### WHAT THE EXERCISE ASKS
Your answer should be a single number: the count of lines containing "name".

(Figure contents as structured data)
········
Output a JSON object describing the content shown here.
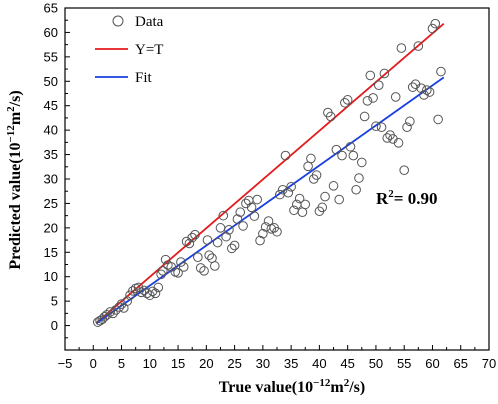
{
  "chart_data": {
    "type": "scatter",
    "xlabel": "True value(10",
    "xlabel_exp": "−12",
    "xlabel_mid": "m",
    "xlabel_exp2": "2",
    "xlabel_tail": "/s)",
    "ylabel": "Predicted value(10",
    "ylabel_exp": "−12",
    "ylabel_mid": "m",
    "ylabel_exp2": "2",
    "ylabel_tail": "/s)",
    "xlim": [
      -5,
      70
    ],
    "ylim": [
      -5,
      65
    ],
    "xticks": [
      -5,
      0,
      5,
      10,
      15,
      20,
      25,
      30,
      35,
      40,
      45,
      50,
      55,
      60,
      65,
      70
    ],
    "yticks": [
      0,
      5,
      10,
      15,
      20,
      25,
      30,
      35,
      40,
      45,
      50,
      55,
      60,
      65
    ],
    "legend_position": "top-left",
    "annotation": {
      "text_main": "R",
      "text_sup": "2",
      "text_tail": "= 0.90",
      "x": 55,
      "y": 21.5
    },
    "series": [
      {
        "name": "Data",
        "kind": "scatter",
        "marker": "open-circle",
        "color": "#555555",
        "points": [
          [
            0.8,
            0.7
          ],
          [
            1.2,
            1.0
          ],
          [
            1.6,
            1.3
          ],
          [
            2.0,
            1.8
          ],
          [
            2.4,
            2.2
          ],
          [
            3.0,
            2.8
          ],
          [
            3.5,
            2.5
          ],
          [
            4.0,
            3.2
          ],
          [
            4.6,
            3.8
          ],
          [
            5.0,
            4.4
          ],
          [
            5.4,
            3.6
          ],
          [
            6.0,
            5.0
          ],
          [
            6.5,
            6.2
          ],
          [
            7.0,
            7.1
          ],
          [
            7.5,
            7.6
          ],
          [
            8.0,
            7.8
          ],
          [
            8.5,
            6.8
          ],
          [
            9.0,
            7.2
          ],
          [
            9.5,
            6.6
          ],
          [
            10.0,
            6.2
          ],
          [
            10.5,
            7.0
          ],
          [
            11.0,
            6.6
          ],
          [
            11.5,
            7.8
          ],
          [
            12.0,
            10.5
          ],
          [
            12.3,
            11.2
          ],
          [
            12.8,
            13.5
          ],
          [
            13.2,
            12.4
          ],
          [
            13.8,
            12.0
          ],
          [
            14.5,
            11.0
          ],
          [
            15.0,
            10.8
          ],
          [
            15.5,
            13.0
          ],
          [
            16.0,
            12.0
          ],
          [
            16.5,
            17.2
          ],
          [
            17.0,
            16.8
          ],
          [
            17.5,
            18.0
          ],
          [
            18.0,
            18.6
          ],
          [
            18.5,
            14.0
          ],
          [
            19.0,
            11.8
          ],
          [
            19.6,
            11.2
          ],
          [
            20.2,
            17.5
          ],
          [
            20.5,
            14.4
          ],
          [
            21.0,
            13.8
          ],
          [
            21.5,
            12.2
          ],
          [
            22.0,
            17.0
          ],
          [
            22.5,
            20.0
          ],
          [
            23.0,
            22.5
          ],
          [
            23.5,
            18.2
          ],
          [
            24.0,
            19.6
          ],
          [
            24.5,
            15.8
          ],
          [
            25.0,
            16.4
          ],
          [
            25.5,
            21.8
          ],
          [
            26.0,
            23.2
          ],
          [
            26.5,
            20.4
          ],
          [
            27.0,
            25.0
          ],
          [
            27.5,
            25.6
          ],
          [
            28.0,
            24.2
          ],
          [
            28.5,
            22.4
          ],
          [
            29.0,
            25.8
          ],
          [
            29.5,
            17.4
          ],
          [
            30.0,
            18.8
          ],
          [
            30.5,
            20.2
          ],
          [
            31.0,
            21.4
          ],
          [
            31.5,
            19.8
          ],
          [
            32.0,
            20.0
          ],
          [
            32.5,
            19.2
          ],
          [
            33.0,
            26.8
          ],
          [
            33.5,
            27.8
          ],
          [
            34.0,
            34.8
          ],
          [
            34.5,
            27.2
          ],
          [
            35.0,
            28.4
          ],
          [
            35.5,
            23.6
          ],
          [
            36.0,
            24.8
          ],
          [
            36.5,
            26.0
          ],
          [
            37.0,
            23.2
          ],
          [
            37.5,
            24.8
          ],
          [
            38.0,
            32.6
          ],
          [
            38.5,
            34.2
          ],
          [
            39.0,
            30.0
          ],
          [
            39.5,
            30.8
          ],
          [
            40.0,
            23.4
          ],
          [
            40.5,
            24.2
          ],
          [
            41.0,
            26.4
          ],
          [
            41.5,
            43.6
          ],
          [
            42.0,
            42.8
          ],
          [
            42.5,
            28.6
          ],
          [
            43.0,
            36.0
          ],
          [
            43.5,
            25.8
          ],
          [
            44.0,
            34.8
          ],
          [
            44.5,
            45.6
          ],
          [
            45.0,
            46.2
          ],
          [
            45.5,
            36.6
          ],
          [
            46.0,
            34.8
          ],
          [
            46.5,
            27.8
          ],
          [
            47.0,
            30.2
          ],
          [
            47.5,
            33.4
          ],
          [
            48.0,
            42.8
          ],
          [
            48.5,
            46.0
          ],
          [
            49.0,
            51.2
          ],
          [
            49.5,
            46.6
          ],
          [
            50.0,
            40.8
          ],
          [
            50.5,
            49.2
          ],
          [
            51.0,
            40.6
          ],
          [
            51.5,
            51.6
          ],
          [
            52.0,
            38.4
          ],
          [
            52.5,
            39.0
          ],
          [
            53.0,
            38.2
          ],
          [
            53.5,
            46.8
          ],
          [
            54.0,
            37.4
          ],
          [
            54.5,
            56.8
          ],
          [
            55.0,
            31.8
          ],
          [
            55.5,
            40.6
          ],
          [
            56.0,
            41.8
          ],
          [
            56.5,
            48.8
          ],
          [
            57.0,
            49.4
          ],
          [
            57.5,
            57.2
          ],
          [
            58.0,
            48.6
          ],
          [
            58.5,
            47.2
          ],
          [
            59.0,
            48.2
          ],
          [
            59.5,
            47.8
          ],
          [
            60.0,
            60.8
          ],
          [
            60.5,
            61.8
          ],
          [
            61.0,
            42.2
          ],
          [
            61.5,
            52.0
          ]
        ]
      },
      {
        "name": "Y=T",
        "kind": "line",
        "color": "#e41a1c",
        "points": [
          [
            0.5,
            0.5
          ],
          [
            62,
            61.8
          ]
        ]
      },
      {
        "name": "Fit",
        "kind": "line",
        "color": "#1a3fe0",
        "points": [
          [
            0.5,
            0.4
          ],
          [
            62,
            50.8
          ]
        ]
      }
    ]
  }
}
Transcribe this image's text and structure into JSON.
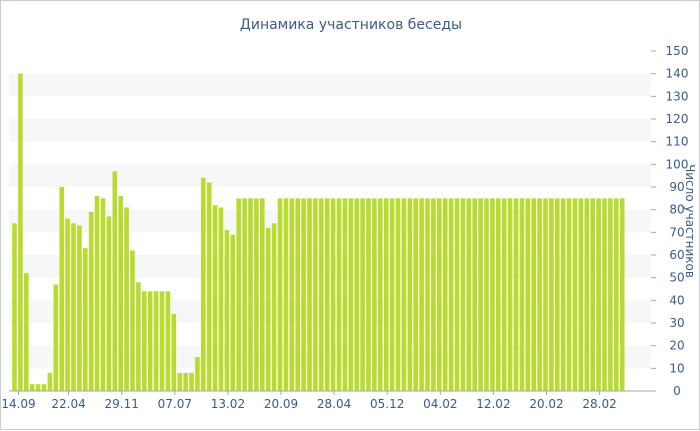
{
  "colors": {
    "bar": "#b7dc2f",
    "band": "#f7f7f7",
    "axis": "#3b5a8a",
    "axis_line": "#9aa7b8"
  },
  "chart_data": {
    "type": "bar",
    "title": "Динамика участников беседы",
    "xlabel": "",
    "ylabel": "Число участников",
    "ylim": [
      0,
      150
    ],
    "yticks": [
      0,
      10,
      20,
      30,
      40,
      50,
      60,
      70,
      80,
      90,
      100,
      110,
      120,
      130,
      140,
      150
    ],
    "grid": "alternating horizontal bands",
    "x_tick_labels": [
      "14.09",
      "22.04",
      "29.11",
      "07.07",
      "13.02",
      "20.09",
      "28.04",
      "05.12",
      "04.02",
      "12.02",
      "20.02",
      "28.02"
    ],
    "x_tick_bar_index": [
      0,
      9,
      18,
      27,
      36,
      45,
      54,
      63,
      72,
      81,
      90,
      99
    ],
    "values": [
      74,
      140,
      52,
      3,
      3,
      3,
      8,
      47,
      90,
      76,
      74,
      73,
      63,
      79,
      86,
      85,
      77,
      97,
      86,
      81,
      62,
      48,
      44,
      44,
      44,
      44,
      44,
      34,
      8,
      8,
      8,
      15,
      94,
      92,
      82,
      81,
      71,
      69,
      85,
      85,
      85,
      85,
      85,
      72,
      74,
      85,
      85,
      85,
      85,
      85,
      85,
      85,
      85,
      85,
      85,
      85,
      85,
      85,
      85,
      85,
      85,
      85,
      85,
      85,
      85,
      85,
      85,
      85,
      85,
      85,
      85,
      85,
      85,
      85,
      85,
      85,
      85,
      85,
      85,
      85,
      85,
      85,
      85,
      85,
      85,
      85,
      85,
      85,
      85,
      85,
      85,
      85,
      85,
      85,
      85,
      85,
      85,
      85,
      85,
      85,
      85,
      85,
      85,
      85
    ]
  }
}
········
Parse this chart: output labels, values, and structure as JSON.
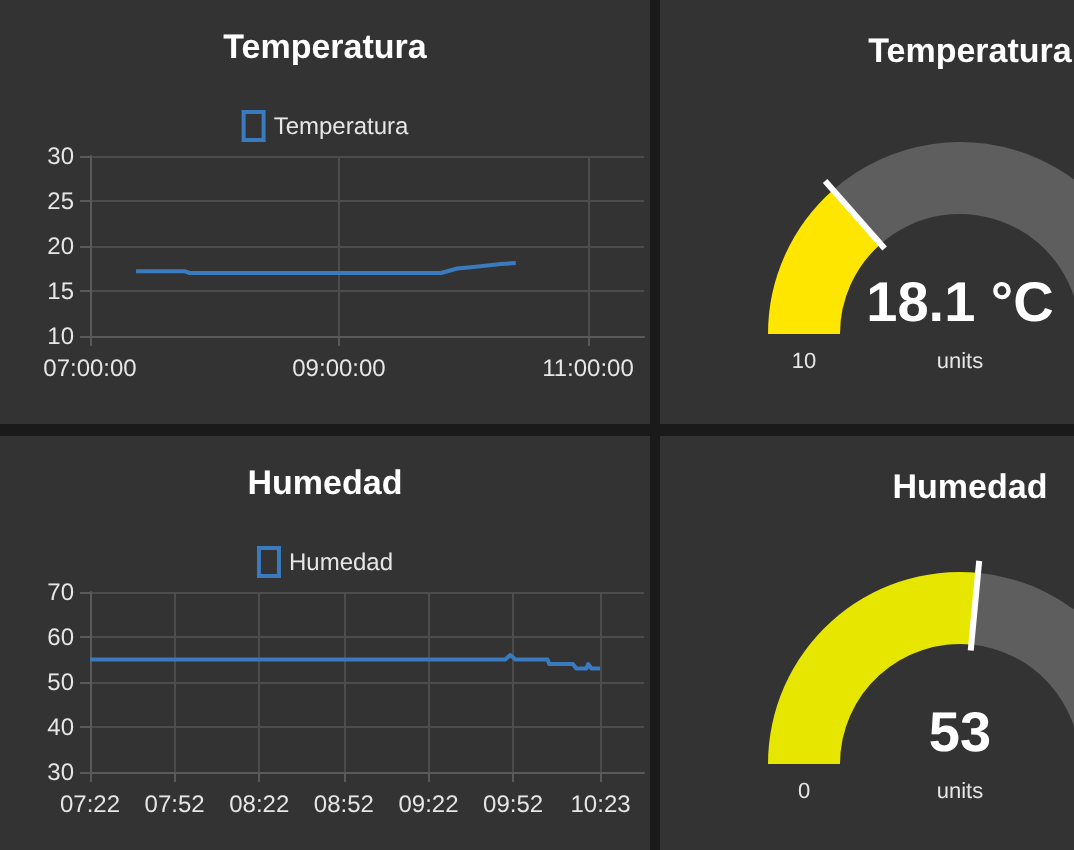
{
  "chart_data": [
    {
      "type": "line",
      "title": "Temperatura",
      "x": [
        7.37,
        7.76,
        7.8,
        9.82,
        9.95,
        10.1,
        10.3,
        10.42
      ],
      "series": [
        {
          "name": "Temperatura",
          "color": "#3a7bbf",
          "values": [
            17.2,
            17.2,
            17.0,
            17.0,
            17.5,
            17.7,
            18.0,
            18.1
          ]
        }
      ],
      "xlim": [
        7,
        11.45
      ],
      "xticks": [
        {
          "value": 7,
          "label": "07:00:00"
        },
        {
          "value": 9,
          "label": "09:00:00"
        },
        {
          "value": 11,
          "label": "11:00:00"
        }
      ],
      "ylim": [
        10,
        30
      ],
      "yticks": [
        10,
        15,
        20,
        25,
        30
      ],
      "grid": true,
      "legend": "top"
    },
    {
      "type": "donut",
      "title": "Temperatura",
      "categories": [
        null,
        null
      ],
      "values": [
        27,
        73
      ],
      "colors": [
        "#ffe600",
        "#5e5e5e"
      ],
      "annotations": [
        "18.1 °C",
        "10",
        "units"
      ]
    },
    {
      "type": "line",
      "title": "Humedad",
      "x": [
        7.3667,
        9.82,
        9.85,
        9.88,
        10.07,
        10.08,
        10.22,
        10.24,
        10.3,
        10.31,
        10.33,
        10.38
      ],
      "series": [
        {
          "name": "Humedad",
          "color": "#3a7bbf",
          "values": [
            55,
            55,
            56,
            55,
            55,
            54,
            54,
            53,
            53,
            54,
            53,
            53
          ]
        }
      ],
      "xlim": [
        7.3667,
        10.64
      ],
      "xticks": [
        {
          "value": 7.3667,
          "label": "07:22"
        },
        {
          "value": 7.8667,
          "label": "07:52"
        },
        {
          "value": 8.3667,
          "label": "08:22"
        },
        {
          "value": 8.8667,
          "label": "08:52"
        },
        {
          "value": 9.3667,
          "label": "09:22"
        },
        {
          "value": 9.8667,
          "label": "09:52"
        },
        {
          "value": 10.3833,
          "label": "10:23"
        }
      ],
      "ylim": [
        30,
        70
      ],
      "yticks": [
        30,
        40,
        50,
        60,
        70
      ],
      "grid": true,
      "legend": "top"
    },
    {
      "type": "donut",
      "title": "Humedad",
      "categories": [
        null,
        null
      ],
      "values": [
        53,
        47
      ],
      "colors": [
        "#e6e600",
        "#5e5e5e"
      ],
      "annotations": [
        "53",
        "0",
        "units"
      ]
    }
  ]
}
········
### RESULT OF THE TASK
5